### Exercise task
Exactly as written, quote every line that follows, skipping the images.

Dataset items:
------------------------------------
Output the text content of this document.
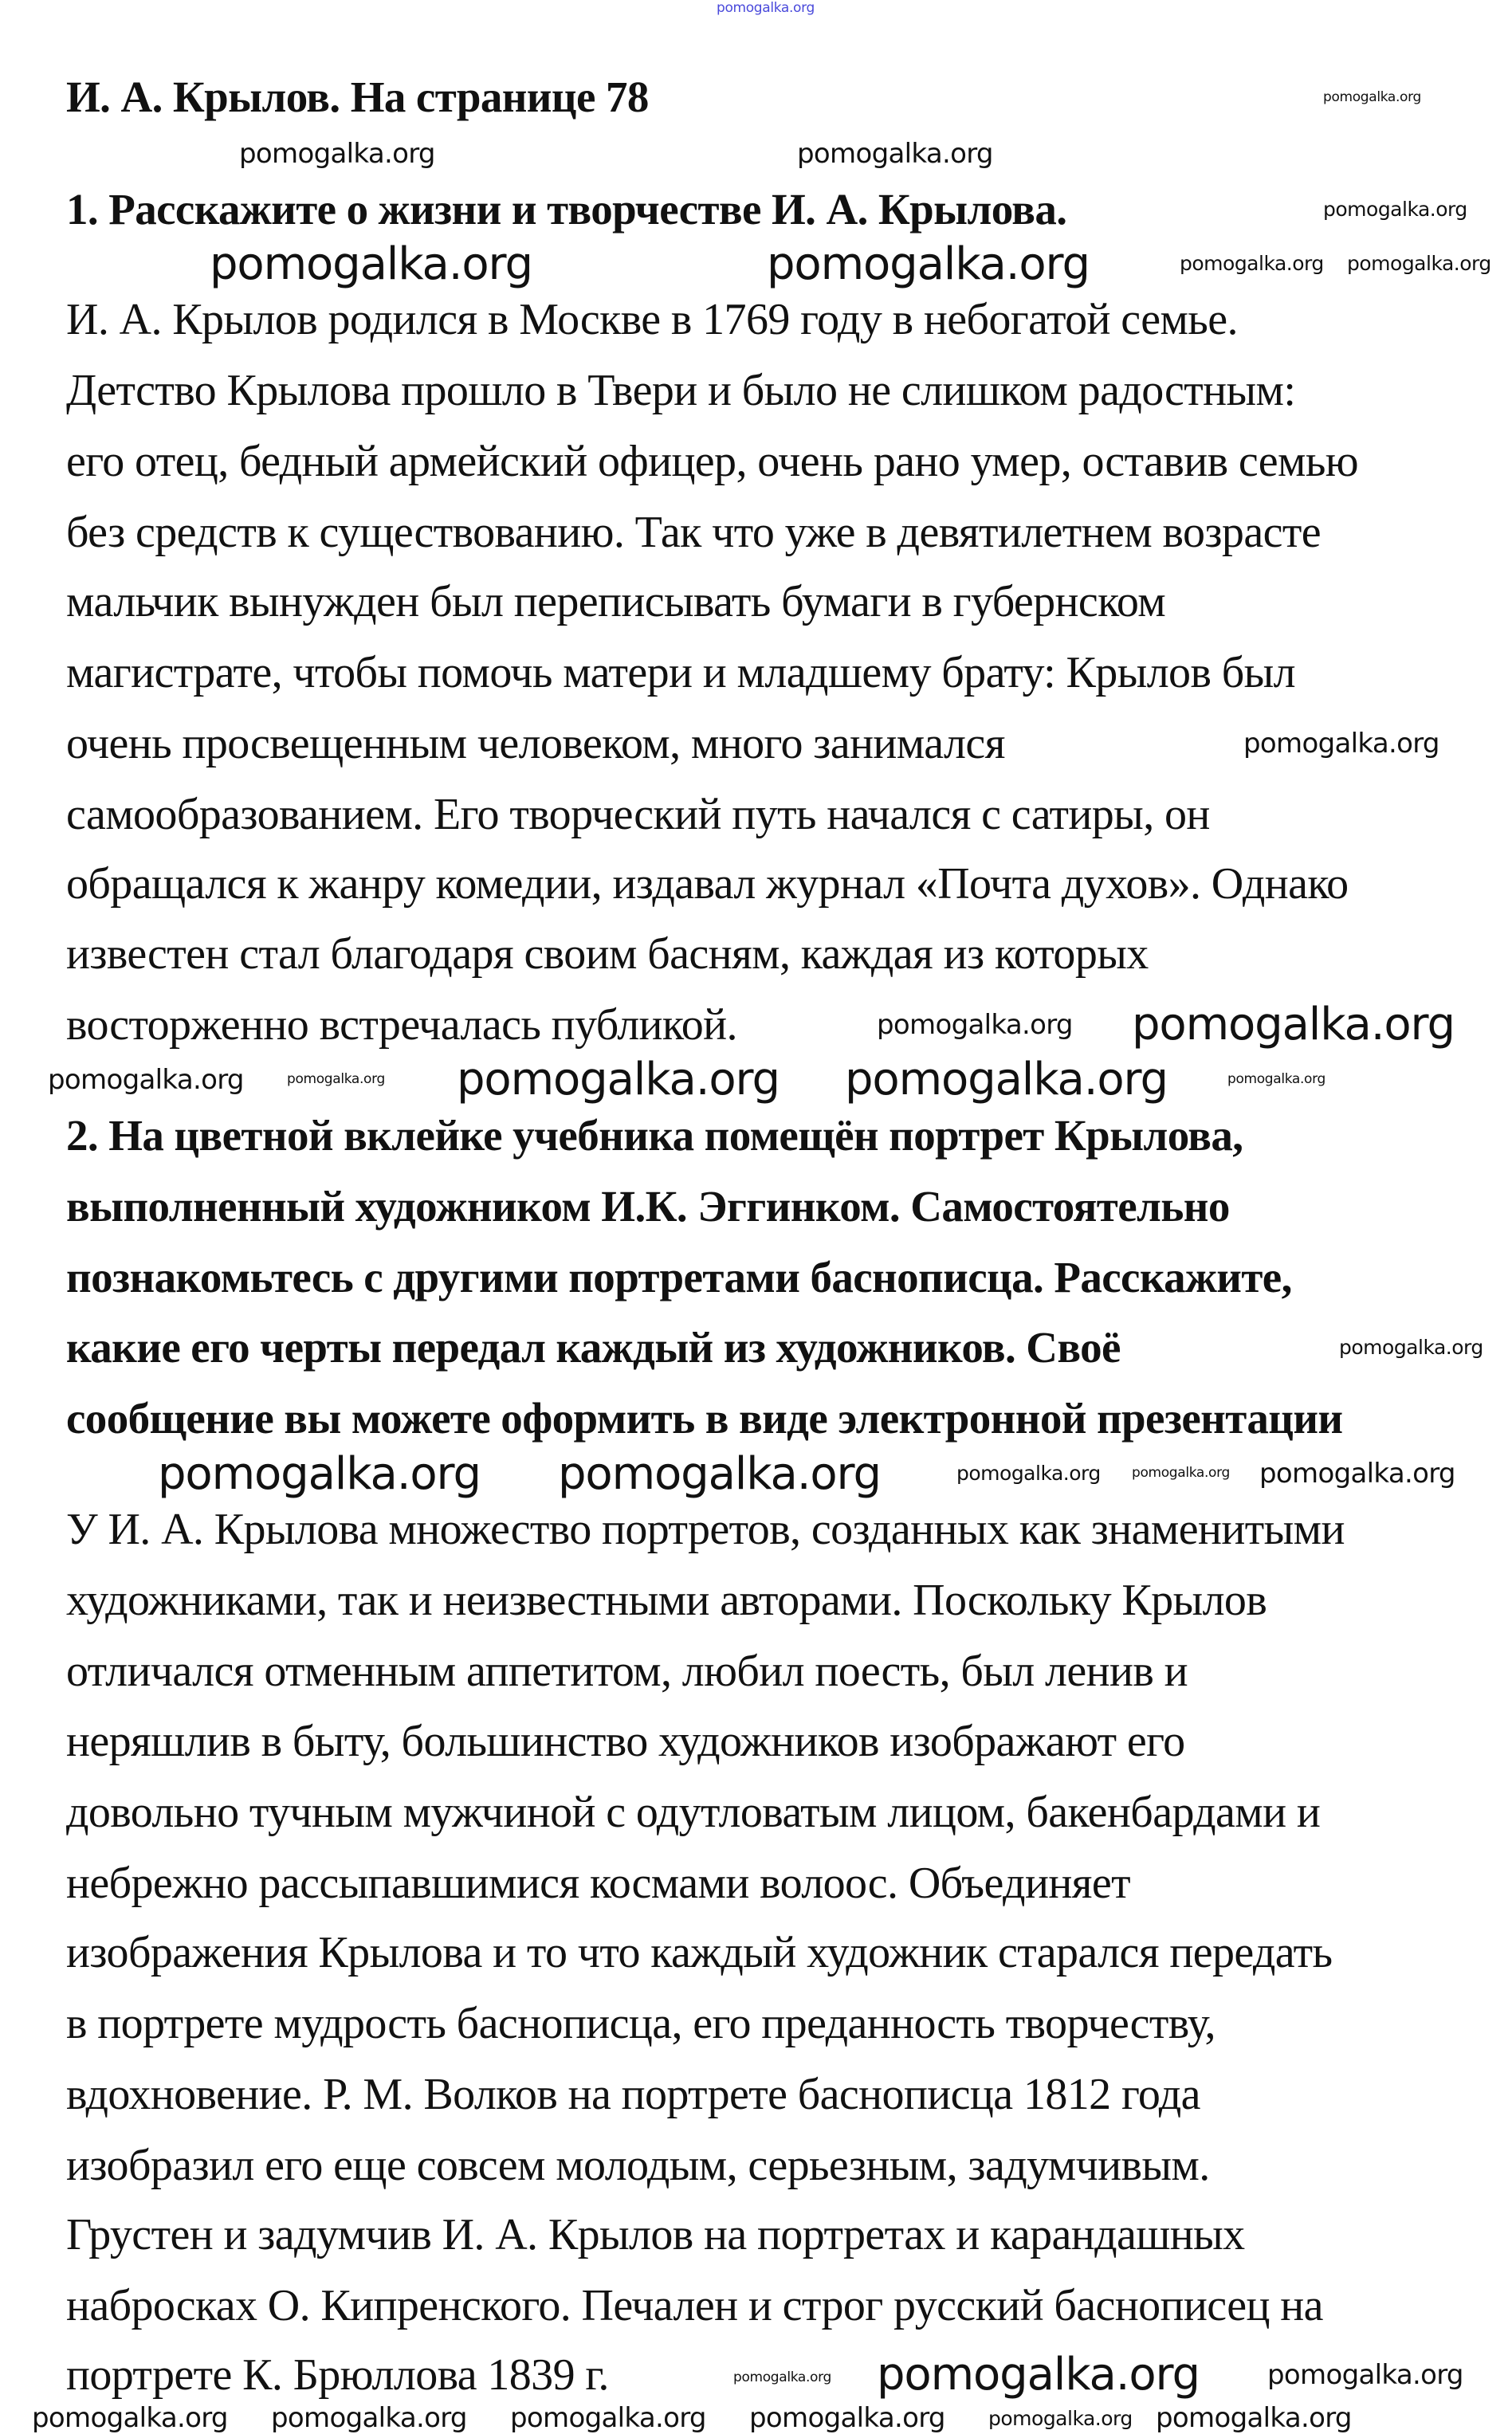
И. А. Крылов. На странице 78
1. Расскажите о жизни и творчестве И. А. Крылова.
И. А. Крылов родился в Москве в 1769 году в небогатой семье.
Детство Крылова прошло в Твери и было не слишком радостным:
его отец, бедный армейский офицер, очень рано умер, оставив семью
без средств к существованию. Так что уже в девятилетнем возрасте
мальчик вынужден был переписывать бумаги в губернском
магистрате, чтобы помочь матери и младшему брату: Крылов был
очень просвещенным человеком, много занимался
самообразованием. Его творческий путь начался с сатиры, он
обращался к жанру комедии, издавал журнал «Почта духов». Однако
известен стал благодаря своим басням, каждая из которых
восторженно встречалась публикой.
2. На цветной вклейке учебника помещён портрет Крылова,
выполненный художником И.К. Эггинком. Самостоятельно
познакомьтесь с другими портретами баснописца. Расскажите,
какие его черты передал каждый из художников. Своё
сообщение вы можете оформить в виде электронной презентации
У И. А. Крылова множество портретов, созданных как знаменитыми
художниками, так и неизвестными авторами. Поскольку Крылов
отличался отменным аппетитом, любил поесть, был ленив и
неряшлив в быту, большинство художников изображают его
довольно тучным мужчиной с одутловатым лицом, бакенбардами и
небрежно рассыпавшимися космами волоос. Объединяет
изображения Крылова и то что каждый художник старался передать
в портрете мудрость баснописца, его преданность творчеству,
вдохновение. Р. М. Волков на портрете баснописца 1812 года
изобразил его еще совсем молодым, серьезным, задумчивым.
Грустен и задумчив И. А. Крылов на портретах и карандашных
набросках О. Кипренского. Печален и строг русский баснописец на
портрете К. Брюллова 1839 г.
pomogalka.org
pomogalka.org
pomogalka.org	pomogalka.org
pomogalka.org
pomogalka.org	pomogalka.org	pomogalka.org pomogalka.org
pomogalka.org
pomogalka.org pomogalka.org
pomogalka.org	pomogalka.org pomogalka.org pomogalka.org	pomogalka.org
pomogalka.org
pomogalka.org pomogalka.org	pomogalka.org pomogalka.org pomogalka.org
pomogalka.org pomogalka.org	pomogalka.org
pomogalka.org pomogalka.org pomogalka.org pomogalka.org pomogalka.org pomogalka.org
------------------------------------
### Exercise result
Output the text content of this document.
И. А. Крылов. На странице 78
1. Расскажите о жизни и творчестве И. А. Крылова.
И. А. Крылов родился в Москве в 1769 году в небогатой семье.
Детство Крылова прошло в Твери и было не слишком радостным:
его отец, бедный армейский офицер, очень рано умер, оставив семью
без средств к существованию. Так что уже в девятилетнем возрасте
мальчик вынужден был переписывать бумаги в губернском
магистрате, чтобы помочь матери и младшему брату: Крылов был
очень просвещенным человеком, много занимался
самообразованием. Его творческий путь начался с сатиры, он
обращался к жанру комедии, издавал журнал «Почта духов». Однако
известен стал благодаря своим басням, каждая из которых
восторженно встречалась публикой.
2. На цветной вклейке учебника помещён портрет Крылова,
выполненный художником И.К. Эггинком. Самостоятельно
познакомьтесь с другими портретами баснописца. Расскажите,
какие его черты передал каждый из художников. Своё
сообщение вы можете оформить в виде электронной презентации
У И. А. Крылова множество портретов, созданных как знаменитыми
художниками, так и неизвестными авторами. Поскольку Крылов
отличался отменным аппетитом, любил поесть, был ленив и
неряшлив в быту, большинство художников изображают его
довольно тучным мужчиной с одутловатым лицом, бакенбардами и
небрежно рассыпавшимися космами волоос. Объединяет
изображения Крылова и то что каждый художник старался передать
в портрете мудрость баснописца, его преданность творчеству,
вдохновение. Р. М. Волков на портрете баснописца 1812 года
изобразил его еще совсем молодым, серьезным, задумчивым.
Грустен и задумчив И. А. Крылов на портретах и карандашных
набросках О. Кипренского. Печален и строг русский баснописец на
портрете К. Брюллова 1839 г.
pomogalka.org
pomogalka.org
pomogalka.org	pomogalka.org
pomogalka.org
pomogalka.org	pomogalka.org	pomogalka.org pomogalka.org
pomogalka.org
pomogalka.org pomogalka.org
pomogalka.org	pomogalka.org pomogalka.org pomogalka.org	pomogalka.org
pomogalka.org
pomogalka.org pomogalka.org	pomogalka.org pomogalka.org pomogalka.org
pomogalka.org pomogalka.org	pomogalka.org
pomogalka.org pomogalka.org pomogalka.org pomogalka.org pomogalka.org pomogalka.org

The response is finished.